Your goal :: Pick out and copy every line below that has the word "German".

[Dataset items]
>>>>>

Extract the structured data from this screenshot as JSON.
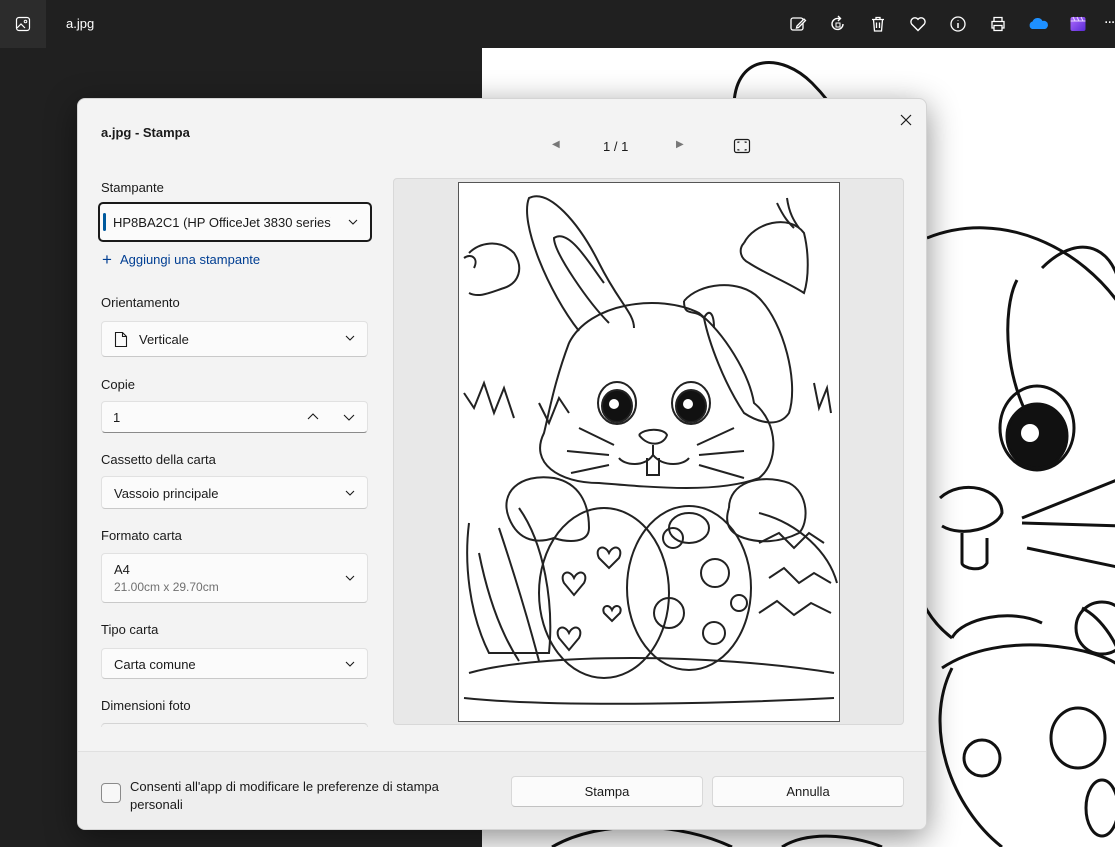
{
  "app": {
    "filename": "a.jpg",
    "toolbar_icons": [
      "photos-app-icon",
      "edit-icon",
      "rotate-icon",
      "delete-icon",
      "favorite-icon",
      "info-icon",
      "print-icon",
      "onedrive-icon",
      "clipchamp-icon",
      "more-icon"
    ],
    "more_label": "..."
  },
  "dialog": {
    "title": "a.jpg - Stampa",
    "pager": {
      "current": "1 / 1"
    },
    "printer": {
      "label": "Stampante",
      "value": "HP8BA2C1 (HP OfficeJet 3830 series)"
    },
    "add_printer": "Aggiungi una stampante",
    "orientation": {
      "label": "Orientamento",
      "value": "Verticale"
    },
    "copies": {
      "label": "Copie",
      "value": "1"
    },
    "paper_tray": {
      "label": "Cassetto della carta",
      "value": "Vassoio principale"
    },
    "paper_size": {
      "label": "Formato carta",
      "value": "A4",
      "detail": "21.00cm x 29.70cm"
    },
    "paper_type": {
      "label": "Tipo carta",
      "value": "Carta comune"
    },
    "photo_size": {
      "label": "Dimensioni foto"
    },
    "footer": {
      "checkbox_label": "Consenti all'app di modificare le preferenze di stampa personali",
      "print_button": "Stampa",
      "cancel_button": "Annulla"
    }
  }
}
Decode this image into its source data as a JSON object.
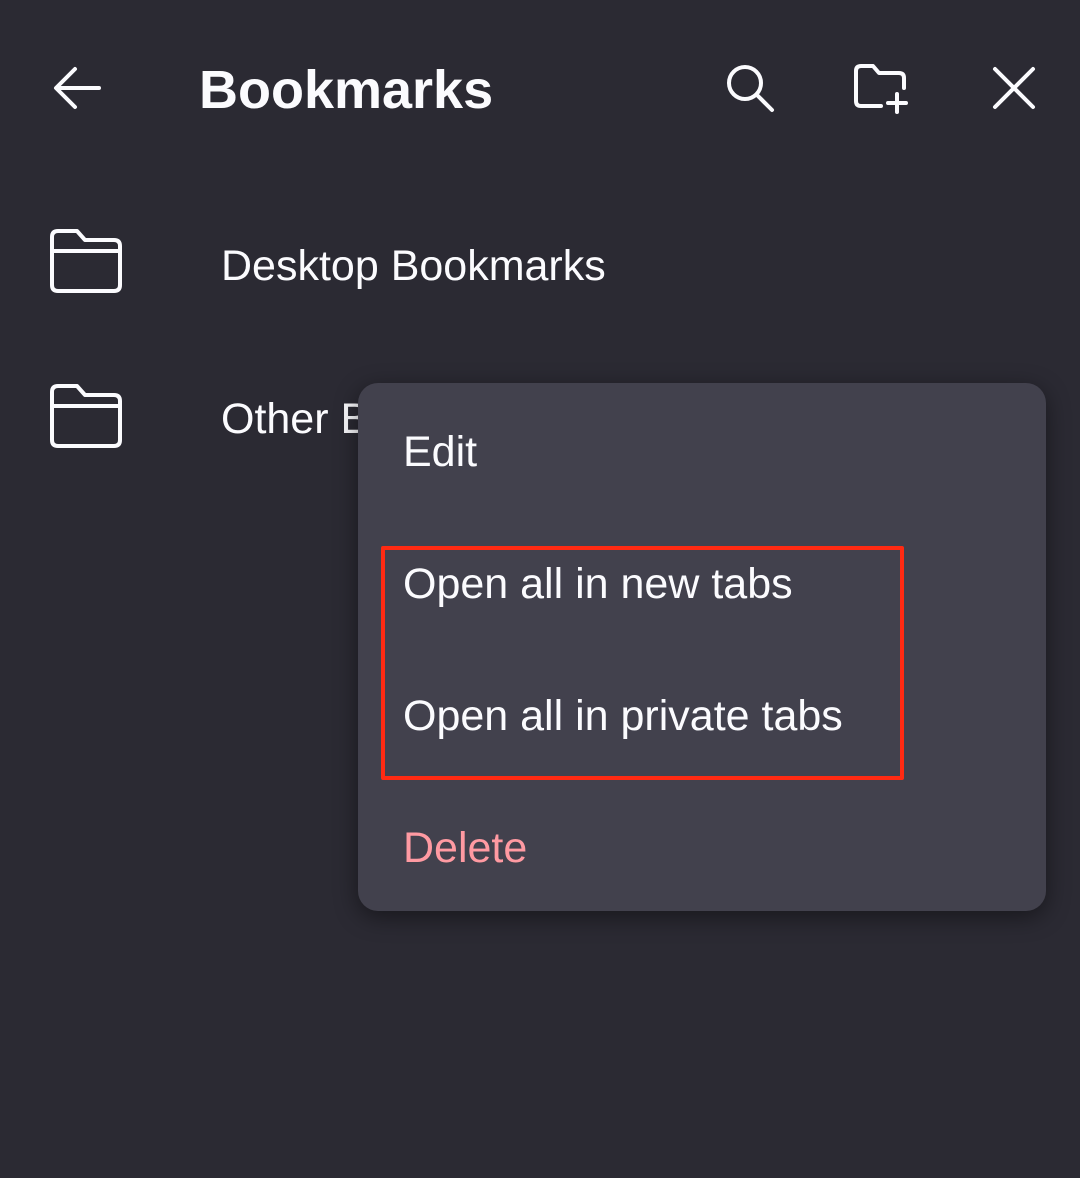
{
  "toolbar": {
    "title": "Bookmarks",
    "back_icon": "arrow-left-icon",
    "search_icon": "search-icon",
    "new_folder_icon": "folder-add-icon",
    "close_icon": "close-icon"
  },
  "bookmarks": {
    "items": [
      {
        "label": "Desktop Bookmarks",
        "icon": "folder-icon"
      },
      {
        "label": "Other B",
        "icon": "folder-icon"
      }
    ]
  },
  "context_menu": {
    "edit": "Edit",
    "open_new_tabs": "Open all in new tabs",
    "open_private_tabs": "Open all in private tabs",
    "delete": "Delete"
  },
  "colors": {
    "background": "#2b2a33",
    "menu_background": "#42414d",
    "text": "#fbfbfe",
    "destructive": "#ff9aa2",
    "highlight_border": "#ff2a12"
  }
}
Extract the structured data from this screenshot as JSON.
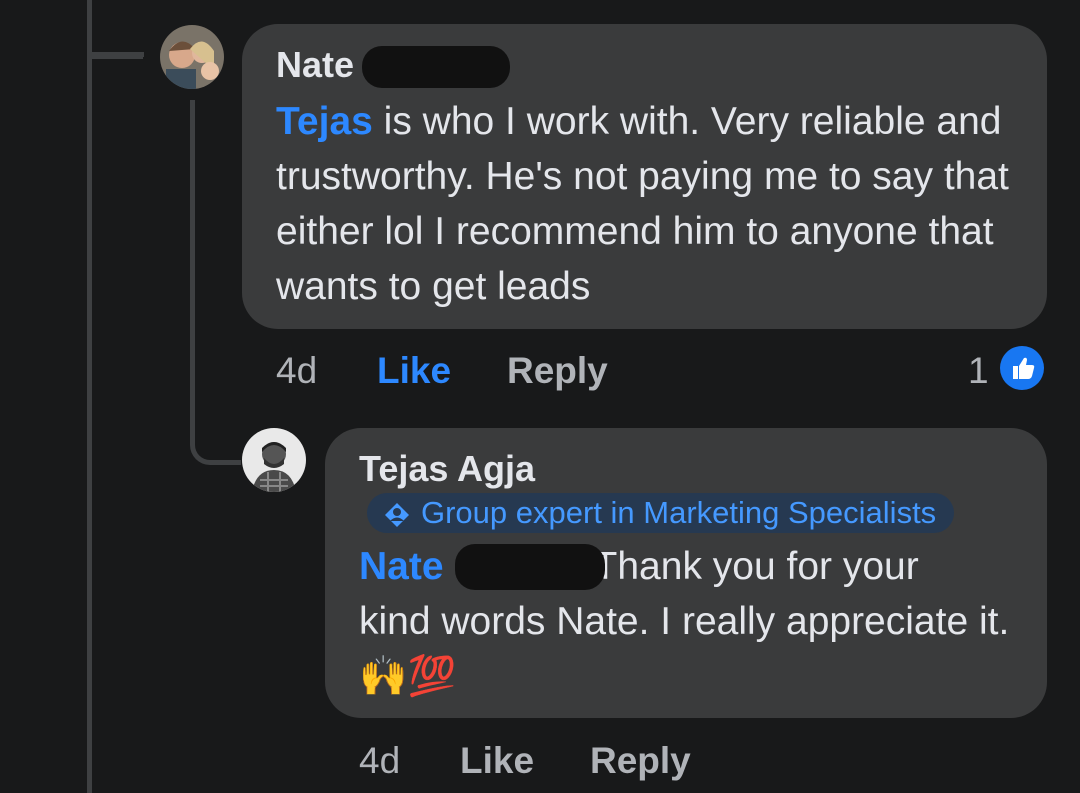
{
  "comments": [
    {
      "author": "Nate",
      "mention": "Tejas",
      "text": " is who I work with. Very reliable and trustworthy. He's not paying me to say that either lol I recommend him to anyone that wants to get leads",
      "time": "4d",
      "like_label": "Like",
      "reply_label": "Reply",
      "reaction_count": "1",
      "reaction_icon": "thumbs-up-icon"
    },
    {
      "author": "Tejas Agja",
      "badge": "Group expert in Marketing Specialists",
      "badge_icon": "expert-badge-icon",
      "mention": "Nate",
      "text_line1": "Thank you for your",
      "text_rest": "kind words Nate. I really appreciate it. 🙌💯",
      "time": "4d",
      "like_label": "Like",
      "reply_label": "Reply"
    }
  ],
  "colors": {
    "background": "#18191a",
    "bubble": "#3a3b3c",
    "mention": "#2d88ff",
    "secondary_text": "#b0b3b8",
    "badge_bg": "#263951"
  }
}
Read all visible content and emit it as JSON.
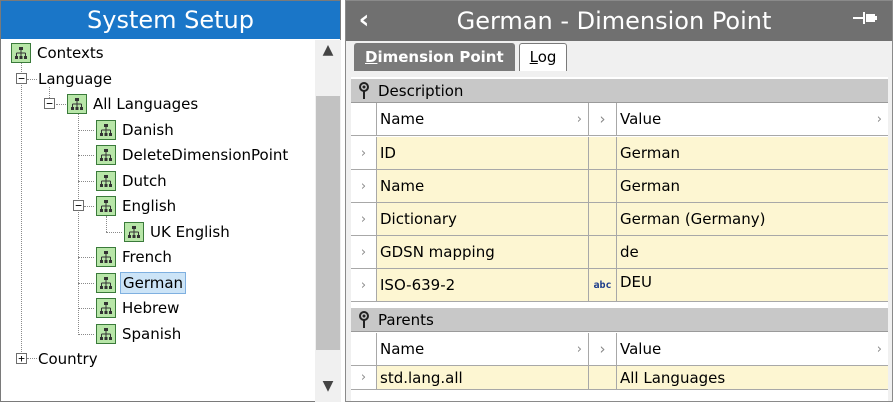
{
  "left": {
    "title": "System Setup",
    "tree": [
      {
        "label": "Contexts",
        "icon": "hierarchy-icon"
      },
      {
        "label": "Language",
        "expander": "−"
      },
      {
        "label": "All Languages",
        "icon": "hierarchy-icon",
        "expander": "−"
      },
      {
        "label": "Danish",
        "icon": "hierarchy-icon"
      },
      {
        "label": "DeleteDimensionPoint",
        "icon": "hierarchy-icon"
      },
      {
        "label": "Dutch",
        "icon": "hierarchy-icon"
      },
      {
        "label": "English",
        "icon": "hierarchy-icon",
        "expander": "−"
      },
      {
        "label": "UK English",
        "icon": "hierarchy-icon"
      },
      {
        "label": "French",
        "icon": "hierarchy-icon"
      },
      {
        "label": "German",
        "icon": "hierarchy-icon",
        "selected": true
      },
      {
        "label": "Hebrew",
        "icon": "hierarchy-icon"
      },
      {
        "label": "Spanish",
        "icon": "hierarchy-icon"
      },
      {
        "label": "Country",
        "expander": "+"
      }
    ],
    "scroll_up": "▲",
    "scroll_down": "▼"
  },
  "right": {
    "back_glyph": "‹",
    "title": "German - Dimension Point",
    "pin_glyph": "⊣▪",
    "tabs": [
      {
        "label_first": "D",
        "label_rest": "imension Point",
        "active": true
      },
      {
        "label_first": "L",
        "label_rest": "og",
        "active": false
      }
    ],
    "description": {
      "title": "Description",
      "header": {
        "name": "Name",
        "value": "Value"
      },
      "rows": [
        {
          "name": "ID",
          "type": "",
          "value": "German"
        },
        {
          "name": "Name",
          "type": "",
          "value": "German"
        },
        {
          "name": "Dictionary",
          "type": "",
          "value": "German (Germany)"
        },
        {
          "name": "GDSN mapping",
          "type": "",
          "value": "de"
        },
        {
          "name": "ISO-639-2",
          "type": "abc",
          "value": "DEU"
        }
      ]
    },
    "parents": {
      "title": "Parents",
      "header": {
        "name": "Name",
        "value": "Value"
      },
      "rows": [
        {
          "name": "std.lang.all",
          "type": "",
          "value": "All Languages"
        }
      ]
    },
    "row_arrow": "›",
    "colors": {
      "header_blue": "#1a76c8",
      "selection": "#cce4f7",
      "cell_yellow": "#fdf6d2",
      "dark_gray": "#707070"
    }
  }
}
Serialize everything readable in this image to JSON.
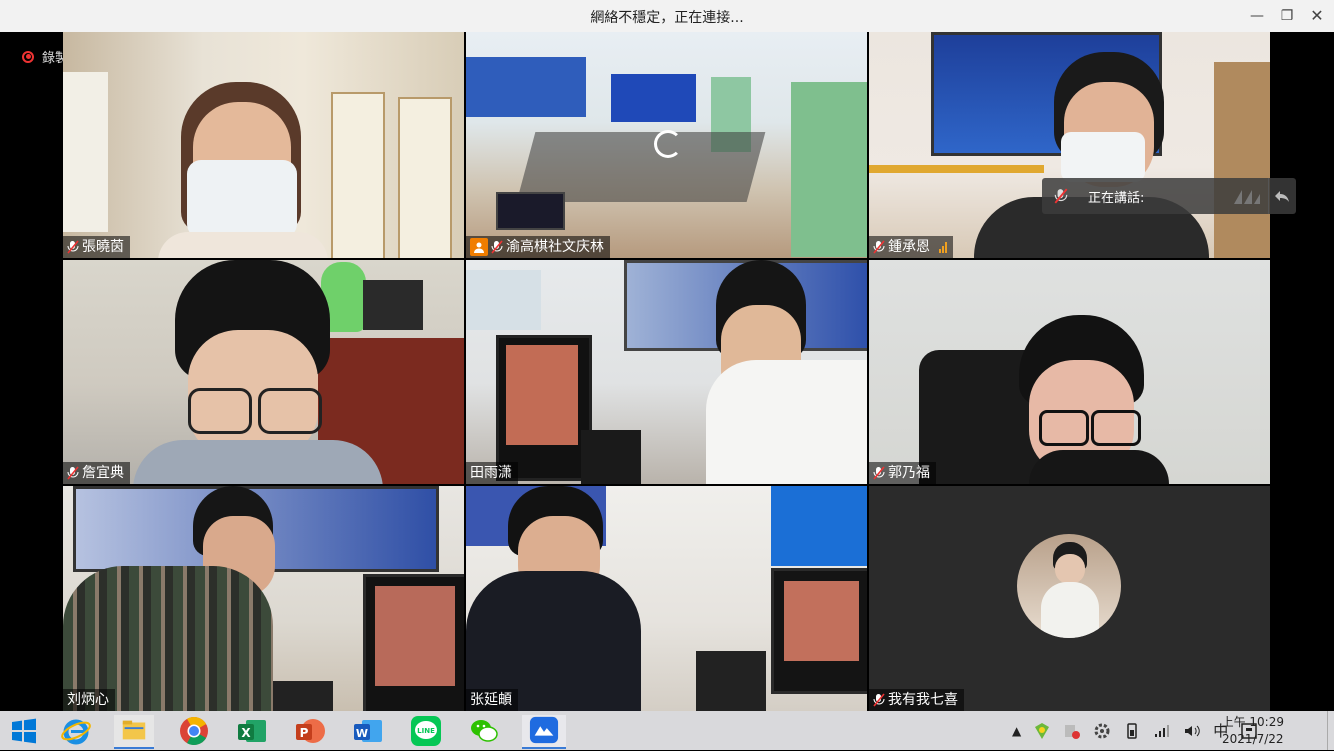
{
  "window": {
    "title": "網絡不穩定，正在連接..."
  },
  "recording": {
    "label": "錄製中"
  },
  "speaking": {
    "label": "正在講話:"
  },
  "participants": [
    {
      "name": "張曉茵"
    },
    {
      "name": "渝高棋社文庆林"
    },
    {
      "name": "鍾承恩"
    },
    {
      "name": "詹宜典"
    },
    {
      "name": "田雨潇"
    },
    {
      "name": "郭乃福"
    },
    {
      "name": "刘炳心"
    },
    {
      "name": "张延頔"
    },
    {
      "name": "我有我七喜"
    }
  ],
  "taskbar": {
    "apps": [
      "windows-start",
      "internet-explorer",
      "file-explorer",
      "chrome",
      "excel",
      "powerpoint",
      "word",
      "line",
      "wechat",
      "meeting-app"
    ],
    "tray": {
      "ime": "中"
    },
    "clock": {
      "time": "上午 10:29",
      "date": "2021/7/22"
    }
  },
  "colors": {
    "accent": "#f07d00",
    "recording": "#e33333",
    "speaker_panel": "#3c3c3c"
  }
}
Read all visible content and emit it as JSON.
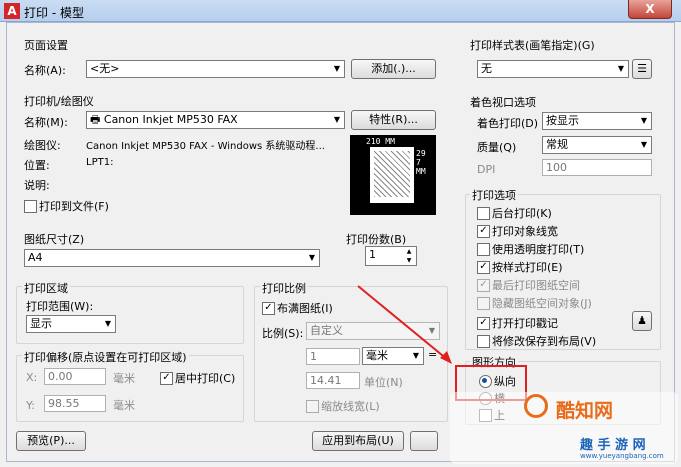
{
  "window": {
    "title": "打印 - 模型",
    "app_icon": "A",
    "close_label": "X"
  },
  "page_setup": {
    "label": "页面设置",
    "name_label": "名称(A):",
    "name_value": "<无>",
    "add_button": "添加(.)..."
  },
  "printer": {
    "label": "打印机/绘图仪",
    "name_label": "名称(M):",
    "name_value": "Canon Inkjet MP530 FAX",
    "properties_button": "特性(R)...",
    "plotter_label": "绘图仪:",
    "plotter_value": "Canon Inkjet MP530 FAX - Windows 系统驱动程...",
    "location_label": "位置:",
    "location_value": "LPT1:",
    "description_label": "说明:",
    "print_to_file": "打印到文件(F)",
    "paper_width": "210 MM",
    "paper_height": "297 MM"
  },
  "paper_size": {
    "label": "图纸尺寸(Z)",
    "value": "A4"
  },
  "copies": {
    "label": "打印份数(B)",
    "value": "1"
  },
  "plot_area": {
    "label": "打印区域",
    "range_label": "打印范围(W):",
    "range_value": "显示"
  },
  "plot_offset": {
    "label": "打印偏移(原点设置在可打印区域)",
    "x_label": "X:",
    "x_value": "0.00",
    "x_unit": "毫米",
    "y_label": "Y:",
    "y_value": "98.55",
    "y_unit": "毫米",
    "center_label": "居中打印(C)"
  },
  "plot_scale": {
    "label": "打印比例",
    "fit_label": "布满图纸(I)",
    "scale_label": "比例(S):",
    "scale_value": "自定义",
    "value1": "1",
    "unit_value": "毫米",
    "equals": "=",
    "value2": "14.41",
    "unit2_label": "单位(N)",
    "lineweights_label": "缩放线宽(L)"
  },
  "plot_style": {
    "label": "打印样式表(画笔指定)(G)",
    "value": "无"
  },
  "shaded": {
    "label": "着色视口选项",
    "shade_label": "着色打印(D)",
    "shade_value": "按显示",
    "quality_label": "质量(Q)",
    "quality_value": "常规",
    "dpi_label": "DPI",
    "dpi_value": "100"
  },
  "plot_options": {
    "label": "打印选项",
    "items": [
      {
        "label": "后台打印(K)",
        "checked": false,
        "enabled": true
      },
      {
        "label": "打印对象线宽",
        "checked": true,
        "enabled": true
      },
      {
        "label": "使用透明度打印(T)",
        "checked": false,
        "enabled": true
      },
      {
        "label": "按样式打印(E)",
        "checked": true,
        "enabled": true
      },
      {
        "label": "最后打印图纸空间",
        "checked": true,
        "enabled": false
      },
      {
        "label": "隐藏图纸空间对象(J)",
        "checked": false,
        "enabled": false
      },
      {
        "label": "打开打印戳记",
        "checked": true,
        "enabled": true
      },
      {
        "label": "将修改保存到布局(V)",
        "checked": false,
        "enabled": true
      }
    ]
  },
  "orientation": {
    "label": "图形方向",
    "portrait": "纵向",
    "landscape": "横",
    "upside": "上"
  },
  "footer": {
    "preview_button": "预览(P)...",
    "apply_button": "应用到布局(U)"
  },
  "watermark": {
    "text1": "酷知网",
    "text2": "趣 手 游 网",
    "url": "www.yueyangbang.com"
  },
  "colors": {
    "annotation_red": "#e02020",
    "title_bg": "#c9dcf2"
  }
}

<<<<<

Output ::
        "label": "German",
    "title": "German - Dimension Point",
          "value": "German"
          "value": "German"
          "value": "German (Germany)"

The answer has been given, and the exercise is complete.